What the task asks
Can you retype every record below exactly as written?

▼

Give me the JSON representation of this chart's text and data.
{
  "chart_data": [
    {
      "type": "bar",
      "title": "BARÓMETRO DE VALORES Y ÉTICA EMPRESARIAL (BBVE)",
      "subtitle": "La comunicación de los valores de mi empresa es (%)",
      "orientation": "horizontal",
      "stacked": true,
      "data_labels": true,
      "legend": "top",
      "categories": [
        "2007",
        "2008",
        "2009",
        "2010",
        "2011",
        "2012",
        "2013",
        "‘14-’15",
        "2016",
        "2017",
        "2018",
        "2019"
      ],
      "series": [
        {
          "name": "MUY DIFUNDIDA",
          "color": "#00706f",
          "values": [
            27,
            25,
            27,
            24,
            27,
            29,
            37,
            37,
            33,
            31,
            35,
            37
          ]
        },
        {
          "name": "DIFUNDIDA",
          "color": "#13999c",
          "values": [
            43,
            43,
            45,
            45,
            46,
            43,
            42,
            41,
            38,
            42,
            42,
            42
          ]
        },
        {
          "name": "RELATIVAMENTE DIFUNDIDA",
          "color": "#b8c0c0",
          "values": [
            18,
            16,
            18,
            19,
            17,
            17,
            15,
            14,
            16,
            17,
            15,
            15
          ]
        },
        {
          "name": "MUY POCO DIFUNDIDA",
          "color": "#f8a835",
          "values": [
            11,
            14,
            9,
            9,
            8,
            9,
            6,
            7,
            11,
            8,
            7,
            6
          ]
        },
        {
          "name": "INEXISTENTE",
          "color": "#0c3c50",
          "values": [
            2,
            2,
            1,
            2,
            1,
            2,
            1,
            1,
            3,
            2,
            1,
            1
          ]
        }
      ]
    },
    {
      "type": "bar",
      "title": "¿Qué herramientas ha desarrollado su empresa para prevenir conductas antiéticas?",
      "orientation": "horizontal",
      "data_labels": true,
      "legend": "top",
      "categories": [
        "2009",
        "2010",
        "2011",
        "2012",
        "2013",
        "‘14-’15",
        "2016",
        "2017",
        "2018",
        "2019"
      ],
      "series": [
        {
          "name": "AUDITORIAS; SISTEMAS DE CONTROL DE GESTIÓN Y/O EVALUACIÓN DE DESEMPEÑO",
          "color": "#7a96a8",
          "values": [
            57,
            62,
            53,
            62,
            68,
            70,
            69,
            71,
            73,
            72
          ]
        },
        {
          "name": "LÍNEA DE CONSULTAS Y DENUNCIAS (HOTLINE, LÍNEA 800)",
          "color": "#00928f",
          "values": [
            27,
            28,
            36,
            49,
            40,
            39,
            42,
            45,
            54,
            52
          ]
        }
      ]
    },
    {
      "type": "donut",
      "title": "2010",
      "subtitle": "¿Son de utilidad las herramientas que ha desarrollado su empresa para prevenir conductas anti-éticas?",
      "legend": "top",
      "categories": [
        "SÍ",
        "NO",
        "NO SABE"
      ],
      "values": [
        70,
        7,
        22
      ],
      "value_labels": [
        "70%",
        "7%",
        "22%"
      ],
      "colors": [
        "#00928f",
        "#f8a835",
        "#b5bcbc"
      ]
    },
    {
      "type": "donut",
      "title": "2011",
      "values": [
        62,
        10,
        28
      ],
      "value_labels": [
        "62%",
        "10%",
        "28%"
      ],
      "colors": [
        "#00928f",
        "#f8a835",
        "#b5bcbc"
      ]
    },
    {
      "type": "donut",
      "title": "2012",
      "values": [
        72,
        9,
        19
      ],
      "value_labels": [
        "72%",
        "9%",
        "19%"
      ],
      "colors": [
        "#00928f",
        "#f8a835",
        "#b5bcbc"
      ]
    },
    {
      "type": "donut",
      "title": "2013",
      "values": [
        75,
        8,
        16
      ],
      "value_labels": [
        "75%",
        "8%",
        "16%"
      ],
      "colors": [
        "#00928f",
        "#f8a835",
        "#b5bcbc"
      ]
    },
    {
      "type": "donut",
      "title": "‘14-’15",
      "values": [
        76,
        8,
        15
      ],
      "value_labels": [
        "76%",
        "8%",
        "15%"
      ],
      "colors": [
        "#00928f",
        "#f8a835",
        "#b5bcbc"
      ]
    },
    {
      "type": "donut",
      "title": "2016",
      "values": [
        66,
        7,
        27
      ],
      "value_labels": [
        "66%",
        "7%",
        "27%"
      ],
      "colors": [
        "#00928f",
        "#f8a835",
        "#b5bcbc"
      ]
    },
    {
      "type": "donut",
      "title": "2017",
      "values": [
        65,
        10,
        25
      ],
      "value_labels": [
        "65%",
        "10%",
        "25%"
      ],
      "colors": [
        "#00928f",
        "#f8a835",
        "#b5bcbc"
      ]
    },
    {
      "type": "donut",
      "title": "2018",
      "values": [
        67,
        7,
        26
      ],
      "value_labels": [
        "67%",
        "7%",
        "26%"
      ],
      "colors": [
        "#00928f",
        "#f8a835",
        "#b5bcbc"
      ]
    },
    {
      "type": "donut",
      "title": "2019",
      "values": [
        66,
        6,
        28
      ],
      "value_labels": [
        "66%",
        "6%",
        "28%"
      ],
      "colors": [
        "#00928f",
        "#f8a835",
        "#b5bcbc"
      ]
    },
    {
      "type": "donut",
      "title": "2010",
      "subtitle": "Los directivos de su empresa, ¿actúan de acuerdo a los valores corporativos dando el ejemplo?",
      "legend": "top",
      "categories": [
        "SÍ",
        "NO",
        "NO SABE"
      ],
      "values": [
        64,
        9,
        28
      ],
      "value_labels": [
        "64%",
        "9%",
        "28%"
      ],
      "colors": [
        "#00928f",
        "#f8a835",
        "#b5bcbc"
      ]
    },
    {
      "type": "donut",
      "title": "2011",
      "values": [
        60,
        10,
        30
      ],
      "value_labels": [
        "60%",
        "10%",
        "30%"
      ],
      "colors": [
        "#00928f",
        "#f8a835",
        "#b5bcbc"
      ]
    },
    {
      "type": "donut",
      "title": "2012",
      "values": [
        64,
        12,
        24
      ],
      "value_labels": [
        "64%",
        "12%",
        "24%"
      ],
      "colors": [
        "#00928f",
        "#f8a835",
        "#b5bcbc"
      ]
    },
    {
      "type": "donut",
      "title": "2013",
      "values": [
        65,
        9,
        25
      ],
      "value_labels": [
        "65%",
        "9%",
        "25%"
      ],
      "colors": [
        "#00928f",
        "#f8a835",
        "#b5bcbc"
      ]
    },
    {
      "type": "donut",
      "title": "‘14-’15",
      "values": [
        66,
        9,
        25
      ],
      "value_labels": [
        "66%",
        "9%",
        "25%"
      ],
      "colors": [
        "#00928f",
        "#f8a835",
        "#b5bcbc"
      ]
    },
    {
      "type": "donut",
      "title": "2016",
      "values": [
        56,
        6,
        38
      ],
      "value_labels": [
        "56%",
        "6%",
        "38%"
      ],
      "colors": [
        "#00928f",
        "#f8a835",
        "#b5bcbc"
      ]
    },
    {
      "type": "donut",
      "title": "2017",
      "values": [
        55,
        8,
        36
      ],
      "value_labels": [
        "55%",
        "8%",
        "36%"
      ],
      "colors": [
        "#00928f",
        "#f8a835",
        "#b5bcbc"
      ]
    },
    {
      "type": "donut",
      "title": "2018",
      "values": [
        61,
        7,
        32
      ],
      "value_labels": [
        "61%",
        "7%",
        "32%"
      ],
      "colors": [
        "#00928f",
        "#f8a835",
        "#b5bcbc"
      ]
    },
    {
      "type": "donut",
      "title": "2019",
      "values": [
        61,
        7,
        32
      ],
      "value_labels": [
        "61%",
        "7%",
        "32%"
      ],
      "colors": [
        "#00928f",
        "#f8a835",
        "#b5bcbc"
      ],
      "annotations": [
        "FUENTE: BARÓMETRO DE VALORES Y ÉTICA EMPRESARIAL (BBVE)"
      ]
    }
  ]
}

▲

Exercise solution
Give me the JSON representation of this chart's text and data.
{
  "chart_data": [
    {
      "type": "bar",
      "title": "BARÓMETRO DE VALORES Y ÉTICA EMPRESARIAL (BBVE)",
      "subtitle": "La comunicación de los valores de mi empresa es (%)",
      "orientation": "horizontal",
      "stacked": true,
      "data_labels": true,
      "legend": "top",
      "categories": [
        "2007",
        "2008",
        "2009",
        "2010",
        "2011",
        "2012",
        "2013",
        "‘14-’15",
        "2016",
        "2017",
        "2018",
        "2019"
      ],
      "series": [
        {
          "name": "MUY DIFUNDIDA",
          "color": "#00706f",
          "values": [
            27,
            25,
            27,
            24,
            27,
            29,
            37,
            37,
            33,
            31,
            35,
            37
          ]
        },
        {
          "name": "DIFUNDIDA",
          "color": "#13999c",
          "values": [
            43,
            43,
            45,
            45,
            46,
            43,
            42,
            41,
            38,
            42,
            42,
            42
          ]
        },
        {
          "name": "RELATIVAMENTE DIFUNDIDA",
          "color": "#b8c0c0",
          "values": [
            18,
            16,
            18,
            19,
            17,
            17,
            15,
            14,
            16,
            17,
            15,
            15
          ]
        },
        {
          "name": "MUY POCO DIFUNDIDA",
          "color": "#f8a835",
          "values": [
            11,
            14,
            9,
            9,
            8,
            9,
            6,
            7,
            11,
            8,
            7,
            6
          ]
        },
        {
          "name": "INEXISTENTE",
          "color": "#0c3c50",
          "values": [
            2,
            2,
            1,
            2,
            1,
            2,
            1,
            1,
            3,
            2,
            1,
            1
          ]
        }
      ]
    },
    {
      "type": "bar",
      "title": "¿Qué herramientas ha desarrollado su empresa para prevenir conductas antiéticas?",
      "orientation": "horizontal",
      "data_labels": true,
      "legend": "top",
      "categories": [
        "2009",
        "2010",
        "2011",
        "2012",
        "2013",
        "‘14-’15",
        "2016",
        "2017",
        "2018",
        "2019"
      ],
      "series": [
        {
          "name": "AUDITORIAS; SISTEMAS DE CONTROL DE GESTIÓN Y/O EVALUACIÓN DE DESEMPEÑO",
          "color": "#7a96a8",
          "values": [
            57,
            62,
            53,
            62,
            68,
            70,
            69,
            71,
            73,
            72
          ]
        },
        {
          "name": "LÍNEA DE CONSULTAS Y DENUNCIAS (HOTLINE, LÍNEA 800)",
          "color": "#00928f",
          "values": [
            27,
            28,
            36,
            49,
            40,
            39,
            42,
            45,
            54,
            52
          ]
        }
      ]
    },
    {
      "type": "donut",
      "title": "2010",
      "subtitle": "¿Son de utilidad las herramientas que ha desarrollado su empresa para prevenir conductas anti-éticas?",
      "legend": "top",
      "categories": [
        "SÍ",
        "NO",
        "NO SABE"
      ],
      "values": [
        70,
        7,
        22
      ],
      "value_labels": [
        "70%",
        "7%",
        "22%"
      ],
      "colors": [
        "#00928f",
        "#f8a835",
        "#b5bcbc"
      ]
    },
    {
      "type": "donut",
      "title": "2011",
      "values": [
        62,
        10,
        28
      ],
      "value_labels": [
        "62%",
        "10%",
        "28%"
      ],
      "colors": [
        "#00928f",
        "#f8a835",
        "#b5bcbc"
      ]
    },
    {
      "type": "donut",
      "title": "2012",
      "values": [
        72,
        9,
        19
      ],
      "value_labels": [
        "72%",
        "9%",
        "19%"
      ],
      "colors": [
        "#00928f",
        "#f8a835",
        "#b5bcbc"
      ]
    },
    {
      "type": "donut",
      "title": "2013",
      "values": [
        75,
        8,
        16
      ],
      "value_labels": [
        "75%",
        "8%",
        "16%"
      ],
      "colors": [
        "#00928f",
        "#f8a835",
        "#b5bcbc"
      ]
    },
    {
      "type": "donut",
      "title": "‘14-’15",
      "values": [
        76,
        8,
        15
      ],
      "value_labels": [
        "76%",
        "8%",
        "15%"
      ],
      "colors": [
        "#00928f",
        "#f8a835",
        "#b5bcbc"
      ]
    },
    {
      "type": "donut",
      "title": "2016",
      "values": [
        66,
        7,
        27
      ],
      "value_labels": [
        "66%",
        "7%",
        "27%"
      ],
      "colors": [
        "#00928f",
        "#f8a835",
        "#b5bcbc"
      ]
    },
    {
      "type": "donut",
      "title": "2017",
      "values": [
        65,
        10,
        25
      ],
      "value_labels": [
        "65%",
        "10%",
        "25%"
      ],
      "colors": [
        "#00928f",
        "#f8a835",
        "#b5bcbc"
      ]
    },
    {
      "type": "donut",
      "title": "2018",
      "values": [
        67,
        7,
        26
      ],
      "value_labels": [
        "67%",
        "7%",
        "26%"
      ],
      "colors": [
        "#00928f",
        "#f8a835",
        "#b5bcbc"
      ]
    },
    {
      "type": "donut",
      "title": "2019",
      "values": [
        66,
        6,
        28
      ],
      "value_labels": [
        "66%",
        "6%",
        "28%"
      ],
      "colors": [
        "#00928f",
        "#f8a835",
        "#b5bcbc"
      ]
    },
    {
      "type": "donut",
      "title": "2010",
      "subtitle": "Los directivos de su empresa, ¿actúan de acuerdo a los valores corporativos dando el ejemplo?",
      "legend": "top",
      "categories": [
        "SÍ",
        "NO",
        "NO SABE"
      ],
      "values": [
        64,
        9,
        28
      ],
      "value_labels": [
        "64%",
        "9%",
        "28%"
      ],
      "colors": [
        "#00928f",
        "#f8a835",
        "#b5bcbc"
      ]
    },
    {
      "type": "donut",
      "title": "2011",
      "values": [
        60,
        10,
        30
      ],
      "value_labels": [
        "60%",
        "10%",
        "30%"
      ],
      "colors": [
        "#00928f",
        "#f8a835",
        "#b5bcbc"
      ]
    },
    {
      "type": "donut",
      "title": "2012",
      "values": [
        64,
        12,
        24
      ],
      "value_labels": [
        "64%",
        "12%",
        "24%"
      ],
      "colors": [
        "#00928f",
        "#f8a835",
        "#b5bcbc"
      ]
    },
    {
      "type": "donut",
      "title": "2013",
      "values": [
        65,
        9,
        25
      ],
      "value_labels": [
        "65%",
        "9%",
        "25%"
      ],
      "colors": [
        "#00928f",
        "#f8a835",
        "#b5bcbc"
      ]
    },
    {
      "type": "donut",
      "title": "‘14-’15",
      "values": [
        66,
        9,
        25
      ],
      "value_labels": [
        "66%",
        "9%",
        "25%"
      ],
      "colors": [
        "#00928f",
        "#f8a835",
        "#b5bcbc"
      ]
    },
    {
      "type": "donut",
      "title": "2016",
      "values": [
        56,
        6,
        38
      ],
      "value_labels": [
        "56%",
        "6%",
        "38%"
      ],
      "colors": [
        "#00928f",
        "#f8a835",
        "#b5bcbc"
      ]
    },
    {
      "type": "donut",
      "title": "2017",
      "values": [
        55,
        8,
        36
      ],
      "value_labels": [
        "55%",
        "8%",
        "36%"
      ],
      "colors": [
        "#00928f",
        "#f8a835",
        "#b5bcbc"
      ]
    },
    {
      "type": "donut",
      "title": "2018",
      "values": [
        61,
        7,
        32
      ],
      "value_labels": [
        "61%",
        "7%",
        "32%"
      ],
      "colors": [
        "#00928f",
        "#f8a835",
        "#b5bcbc"
      ]
    },
    {
      "type": "donut",
      "title": "2019",
      "values": [
        61,
        7,
        32
      ],
      "value_labels": [
        "61%",
        "7%",
        "32%"
      ],
      "colors": [
        "#00928f",
        "#f8a835",
        "#b5bcbc"
      ],
      "annotations": [
        "FUENTE: BARÓMETRO DE VALORES Y ÉTICA EMPRESARIAL (BBVE)"
      ]
    }
  ]
}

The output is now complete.